[Text block]
## BEGIN
Page MenuHomeVyOS Platform

repository restructuration suggestions
Open, Requires assessmentPublicFEATURE REQUEST

Description

As the code changes and we integrate the conf mode and operation mode from independent programs which are forked to code which is imported a number of repository change could be considered.

Move the code from /usr/libexec/vyos to the python vyos folder.

It is possible to import the configuration code using env PYTHONPATH=/usr/libexec/vyos python3 and then import conf_mode. It is however "hacky" as it requires to change the environment.

It would surely be preferable to have the code installed in the python folder, and symlinked from the old location (file by file or as a folder).
## END
[Tasks for this exercise]
**a.** According to the VyOS repository restructuring request, why is importing the configuration code with PYTHONPATH considered "hacky"?
**b.** Continue the VyOS repository restructuring request after its final sentence.

[Extracted entries]
## BEGIN
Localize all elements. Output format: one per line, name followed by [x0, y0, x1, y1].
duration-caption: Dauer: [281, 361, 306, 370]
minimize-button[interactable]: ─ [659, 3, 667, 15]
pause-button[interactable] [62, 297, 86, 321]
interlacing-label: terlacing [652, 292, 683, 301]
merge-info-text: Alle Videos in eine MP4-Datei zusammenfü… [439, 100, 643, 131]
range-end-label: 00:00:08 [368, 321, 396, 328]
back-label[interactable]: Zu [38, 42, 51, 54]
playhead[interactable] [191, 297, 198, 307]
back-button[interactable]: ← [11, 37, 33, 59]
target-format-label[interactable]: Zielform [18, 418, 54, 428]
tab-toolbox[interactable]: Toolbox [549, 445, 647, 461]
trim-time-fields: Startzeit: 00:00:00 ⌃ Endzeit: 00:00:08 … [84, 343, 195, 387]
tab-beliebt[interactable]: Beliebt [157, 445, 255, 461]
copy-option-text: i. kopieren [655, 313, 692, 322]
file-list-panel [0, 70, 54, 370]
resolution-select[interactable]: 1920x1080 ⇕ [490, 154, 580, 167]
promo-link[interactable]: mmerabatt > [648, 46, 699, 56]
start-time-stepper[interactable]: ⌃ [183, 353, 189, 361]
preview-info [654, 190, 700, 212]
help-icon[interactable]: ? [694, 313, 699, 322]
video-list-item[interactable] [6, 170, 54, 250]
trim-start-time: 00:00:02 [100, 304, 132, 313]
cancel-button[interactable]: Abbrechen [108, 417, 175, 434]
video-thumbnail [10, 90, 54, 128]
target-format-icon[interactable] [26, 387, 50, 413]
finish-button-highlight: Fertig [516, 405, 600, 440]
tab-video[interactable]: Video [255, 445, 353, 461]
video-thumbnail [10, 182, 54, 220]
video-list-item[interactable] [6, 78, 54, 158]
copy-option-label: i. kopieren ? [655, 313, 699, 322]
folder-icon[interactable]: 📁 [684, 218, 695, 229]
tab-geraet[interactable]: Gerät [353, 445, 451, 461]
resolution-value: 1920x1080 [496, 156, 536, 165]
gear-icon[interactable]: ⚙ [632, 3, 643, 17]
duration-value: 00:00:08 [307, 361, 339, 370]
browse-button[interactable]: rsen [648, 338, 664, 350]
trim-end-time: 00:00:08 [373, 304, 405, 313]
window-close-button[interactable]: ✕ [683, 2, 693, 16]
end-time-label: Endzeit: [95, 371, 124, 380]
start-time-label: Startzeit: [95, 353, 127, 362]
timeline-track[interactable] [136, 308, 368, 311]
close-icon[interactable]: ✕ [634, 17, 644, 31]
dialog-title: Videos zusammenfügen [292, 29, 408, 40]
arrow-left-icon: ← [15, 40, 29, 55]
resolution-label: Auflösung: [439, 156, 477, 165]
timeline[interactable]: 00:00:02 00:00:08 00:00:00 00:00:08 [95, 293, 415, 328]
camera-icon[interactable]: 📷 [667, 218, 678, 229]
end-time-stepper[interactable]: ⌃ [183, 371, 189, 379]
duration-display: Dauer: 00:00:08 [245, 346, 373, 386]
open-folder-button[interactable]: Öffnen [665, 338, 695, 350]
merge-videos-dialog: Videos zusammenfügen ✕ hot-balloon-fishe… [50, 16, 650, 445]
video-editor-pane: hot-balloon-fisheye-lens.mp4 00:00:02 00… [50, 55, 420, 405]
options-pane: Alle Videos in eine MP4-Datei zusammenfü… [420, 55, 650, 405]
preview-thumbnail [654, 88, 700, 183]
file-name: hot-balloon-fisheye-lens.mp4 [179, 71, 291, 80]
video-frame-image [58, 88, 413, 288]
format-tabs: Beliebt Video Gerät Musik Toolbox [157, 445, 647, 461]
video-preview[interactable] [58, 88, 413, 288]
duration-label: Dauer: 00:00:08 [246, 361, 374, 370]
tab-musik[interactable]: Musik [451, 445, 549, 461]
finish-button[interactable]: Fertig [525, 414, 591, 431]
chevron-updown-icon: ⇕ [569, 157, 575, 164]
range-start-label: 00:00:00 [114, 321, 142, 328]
## END
[Responses to the tasks]
**a.** It requires changing the environment.

**b.**
I will propose python/vyos/modules/configuration for /usr/libexec/vyos/conf_mode (for discussion sake) and then symlink that folder in libexec to preserve compatibility with any code which may have expected the file there. It should then be possible at a next release to remove the liecex folder. Giving enough warning to users (or even keeping it as a legacy symlink).

This should/could also be done for the op_mode, completion and validation. In the case of completion and validation, not all the code is however in python and some could be rewritten.

Rename some of the files / programs

The file in theses folders also have names with "-" which may it painful to import using the standard python keyword. It is still possible using importlib but clumsy. Therefore I would also suggest that any filename in the vyos-1x repository should use "_". Again, if symlink are used, it is possible to keep the name in libexec as they were.

If individual symlinks are done, it would be possible to write a single program which would introspect sys.argv[0] and then import and run the configuration mode previously under that name, allowing to change the name of the file in the repository while keeping backward compatibility (if this is required).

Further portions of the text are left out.